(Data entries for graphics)
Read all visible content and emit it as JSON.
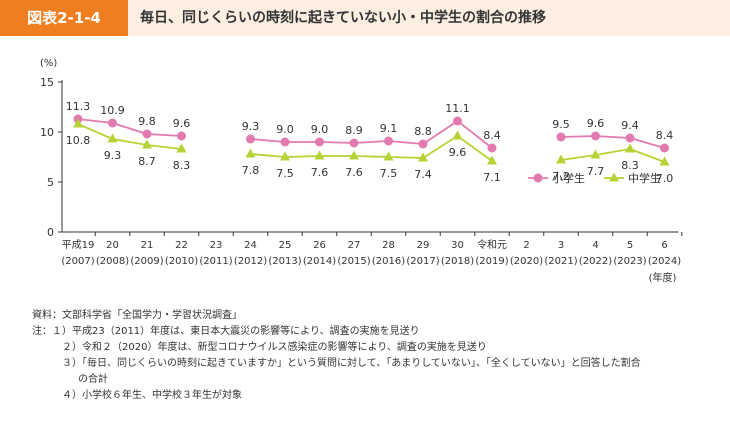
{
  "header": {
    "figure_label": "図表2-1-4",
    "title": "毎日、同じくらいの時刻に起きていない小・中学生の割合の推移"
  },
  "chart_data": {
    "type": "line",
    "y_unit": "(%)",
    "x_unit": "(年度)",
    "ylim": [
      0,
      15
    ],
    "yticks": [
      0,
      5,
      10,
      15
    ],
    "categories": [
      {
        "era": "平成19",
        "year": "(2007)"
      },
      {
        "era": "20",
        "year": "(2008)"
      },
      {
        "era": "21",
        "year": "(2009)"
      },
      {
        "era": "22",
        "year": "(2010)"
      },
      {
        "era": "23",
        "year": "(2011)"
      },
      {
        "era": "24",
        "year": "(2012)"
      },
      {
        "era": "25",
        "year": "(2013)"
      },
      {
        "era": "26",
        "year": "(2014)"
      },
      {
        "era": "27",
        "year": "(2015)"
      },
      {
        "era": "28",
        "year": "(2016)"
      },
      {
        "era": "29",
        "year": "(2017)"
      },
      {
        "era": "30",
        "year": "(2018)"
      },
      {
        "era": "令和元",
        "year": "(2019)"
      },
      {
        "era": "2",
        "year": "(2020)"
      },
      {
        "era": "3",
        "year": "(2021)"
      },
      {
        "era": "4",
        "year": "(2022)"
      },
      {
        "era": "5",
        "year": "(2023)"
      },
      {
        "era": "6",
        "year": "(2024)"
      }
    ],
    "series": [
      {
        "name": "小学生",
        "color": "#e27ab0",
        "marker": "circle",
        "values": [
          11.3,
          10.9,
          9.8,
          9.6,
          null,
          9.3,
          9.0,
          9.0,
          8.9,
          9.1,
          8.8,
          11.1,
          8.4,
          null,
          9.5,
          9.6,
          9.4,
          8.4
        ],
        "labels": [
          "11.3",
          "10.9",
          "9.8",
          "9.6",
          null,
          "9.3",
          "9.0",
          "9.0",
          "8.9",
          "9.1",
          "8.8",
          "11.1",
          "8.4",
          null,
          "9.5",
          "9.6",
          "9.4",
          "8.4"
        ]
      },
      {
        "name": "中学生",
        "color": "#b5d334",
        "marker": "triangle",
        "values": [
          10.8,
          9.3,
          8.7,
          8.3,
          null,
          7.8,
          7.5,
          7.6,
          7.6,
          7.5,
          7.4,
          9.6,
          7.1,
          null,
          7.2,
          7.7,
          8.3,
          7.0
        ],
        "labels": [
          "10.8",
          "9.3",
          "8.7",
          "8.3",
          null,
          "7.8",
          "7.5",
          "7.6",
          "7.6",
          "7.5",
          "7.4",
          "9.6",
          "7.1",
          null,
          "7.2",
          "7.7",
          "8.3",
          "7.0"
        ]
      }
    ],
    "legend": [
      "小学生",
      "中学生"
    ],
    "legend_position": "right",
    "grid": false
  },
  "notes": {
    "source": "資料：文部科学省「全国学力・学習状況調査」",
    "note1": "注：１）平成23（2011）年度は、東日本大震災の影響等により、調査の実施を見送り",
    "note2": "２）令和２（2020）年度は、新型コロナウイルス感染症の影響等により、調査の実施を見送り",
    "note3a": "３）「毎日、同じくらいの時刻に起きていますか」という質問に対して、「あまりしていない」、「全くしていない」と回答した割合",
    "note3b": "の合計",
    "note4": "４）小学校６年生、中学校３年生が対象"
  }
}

## YOUR TASK
Copy all lines from the entries that contain the word "調査の実施を見送り".

## TASK RESULT
    "note1": "注：１）平成23（2011）年度は、東日本大震災の影響等により、調査の実施を見送り",
    "note2": "２）令和２（2020）年度は、新型コロナウイルス感染症の影響等により、調査の実施を見送り",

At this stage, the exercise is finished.